WORK REQUIRED
Go over the listing below line by line and tally those containing "this". Give only the tally.

►

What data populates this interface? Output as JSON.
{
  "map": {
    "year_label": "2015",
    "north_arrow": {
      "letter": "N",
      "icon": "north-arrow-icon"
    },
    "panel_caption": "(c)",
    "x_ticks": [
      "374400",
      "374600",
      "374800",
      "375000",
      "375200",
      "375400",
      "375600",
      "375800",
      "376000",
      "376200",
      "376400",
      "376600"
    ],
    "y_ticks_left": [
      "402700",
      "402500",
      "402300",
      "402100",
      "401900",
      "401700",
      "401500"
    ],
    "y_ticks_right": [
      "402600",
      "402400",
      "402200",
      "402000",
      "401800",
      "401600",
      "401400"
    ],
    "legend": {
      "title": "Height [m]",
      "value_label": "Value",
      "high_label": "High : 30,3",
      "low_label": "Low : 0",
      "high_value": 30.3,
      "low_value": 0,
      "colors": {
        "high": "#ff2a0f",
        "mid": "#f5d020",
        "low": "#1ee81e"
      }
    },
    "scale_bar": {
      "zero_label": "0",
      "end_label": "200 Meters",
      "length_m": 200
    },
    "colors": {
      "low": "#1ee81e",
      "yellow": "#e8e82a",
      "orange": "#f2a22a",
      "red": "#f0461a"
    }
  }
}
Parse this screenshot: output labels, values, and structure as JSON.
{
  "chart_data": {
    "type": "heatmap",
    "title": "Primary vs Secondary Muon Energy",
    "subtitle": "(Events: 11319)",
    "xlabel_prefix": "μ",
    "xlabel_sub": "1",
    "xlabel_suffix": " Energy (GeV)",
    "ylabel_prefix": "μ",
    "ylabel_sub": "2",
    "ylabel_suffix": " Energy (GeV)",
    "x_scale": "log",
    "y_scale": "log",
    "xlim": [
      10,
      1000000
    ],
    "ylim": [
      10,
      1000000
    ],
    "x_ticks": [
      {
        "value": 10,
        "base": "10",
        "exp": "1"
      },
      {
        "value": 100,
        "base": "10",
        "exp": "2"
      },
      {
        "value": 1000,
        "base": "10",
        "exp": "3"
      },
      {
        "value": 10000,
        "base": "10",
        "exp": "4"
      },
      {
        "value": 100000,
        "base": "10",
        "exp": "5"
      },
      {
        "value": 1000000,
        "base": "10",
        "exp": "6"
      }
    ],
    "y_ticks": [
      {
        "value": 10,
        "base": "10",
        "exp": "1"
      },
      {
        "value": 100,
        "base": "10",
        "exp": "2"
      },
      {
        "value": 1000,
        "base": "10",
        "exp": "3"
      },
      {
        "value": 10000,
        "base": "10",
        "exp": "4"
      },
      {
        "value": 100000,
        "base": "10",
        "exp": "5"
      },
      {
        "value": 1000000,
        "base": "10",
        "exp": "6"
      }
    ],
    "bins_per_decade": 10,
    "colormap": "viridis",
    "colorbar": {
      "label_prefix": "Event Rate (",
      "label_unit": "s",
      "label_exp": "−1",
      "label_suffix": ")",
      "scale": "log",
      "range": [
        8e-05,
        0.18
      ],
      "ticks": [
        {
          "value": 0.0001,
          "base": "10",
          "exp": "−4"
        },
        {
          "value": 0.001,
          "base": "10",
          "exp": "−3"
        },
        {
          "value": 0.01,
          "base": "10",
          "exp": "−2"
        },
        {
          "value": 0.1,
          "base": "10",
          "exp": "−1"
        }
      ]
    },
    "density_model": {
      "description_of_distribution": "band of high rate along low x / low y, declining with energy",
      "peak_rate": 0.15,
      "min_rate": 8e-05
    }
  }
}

◄

EXPECTED ANSWER
2